DO THIS:
Using the data below, copy every line that contains the word "name".

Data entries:
§ §
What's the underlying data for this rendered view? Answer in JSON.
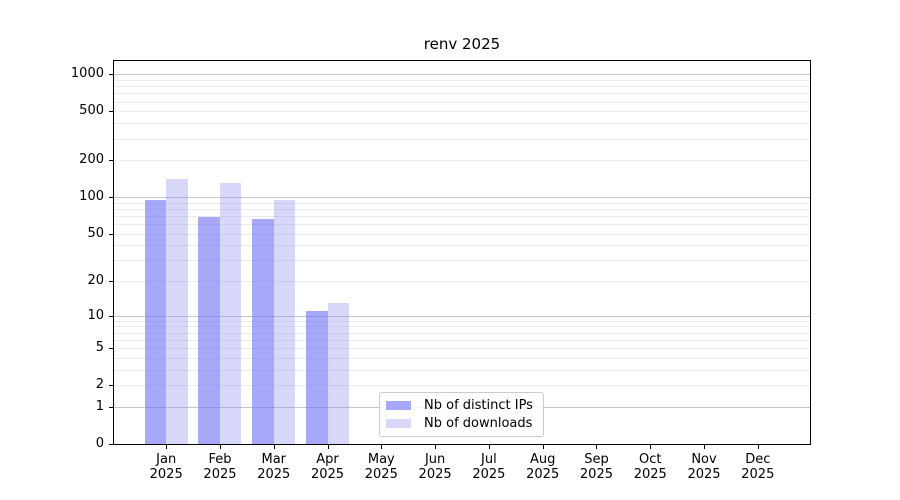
{
  "chart_data": {
    "type": "bar",
    "title": "renv 2025",
    "categories": [
      "Jan",
      "Feb",
      "Mar",
      "Apr",
      "May",
      "Jun",
      "Jul",
      "Aug",
      "Sep",
      "Oct",
      "Nov",
      "Dec"
    ],
    "category_year": "2025",
    "series": [
      {
        "name": "Nb of distinct IPs",
        "color": "#7474F7A0",
        "display_color": "#A8A8FA",
        "values": [
          94,
          68,
          66,
          11,
          null,
          null,
          null,
          null,
          null,
          null,
          null,
          null
        ]
      },
      {
        "name": "Nb of downloads",
        "color": "#8F8FF159",
        "display_color": "#D8D8FA",
        "values": [
          140,
          130,
          95,
          13,
          null,
          null,
          null,
          null,
          null,
          null,
          null,
          null
        ]
      }
    ],
    "xlabel": "",
    "ylabel": "",
    "y_scale": "log1p",
    "ylim": [
      0,
      1280
    ],
    "y_ticks": [
      0,
      1,
      2,
      5,
      10,
      20,
      50,
      100,
      200,
      500,
      1000
    ],
    "y_major_gridlines": [
      1,
      10,
      100,
      1000
    ],
    "y_minor_gridlines": [
      2,
      3,
      4,
      5,
      6,
      7,
      8,
      9,
      20,
      30,
      40,
      50,
      60,
      70,
      80,
      90,
      200,
      300,
      400,
      500,
      600,
      700,
      800,
      900
    ],
    "grid": "on",
    "legend_position": "lower-center",
    "colors": {
      "major_grid": "#c6c6c6",
      "minor_grid": "#ebebeb",
      "spine": "#000000",
      "text": "#000000",
      "legend_border": "#cccccc"
    }
  }
}
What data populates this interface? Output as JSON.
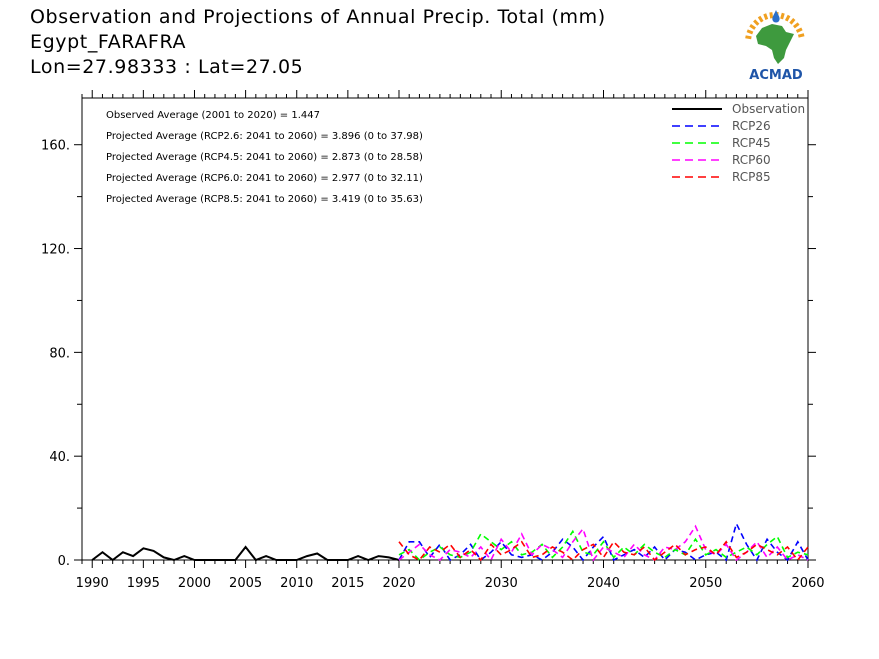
§ §
SOLUTION TO THIS PROBLEM:
        "name": "Nb of distinct IPs",
        "name": "Nb of downloads",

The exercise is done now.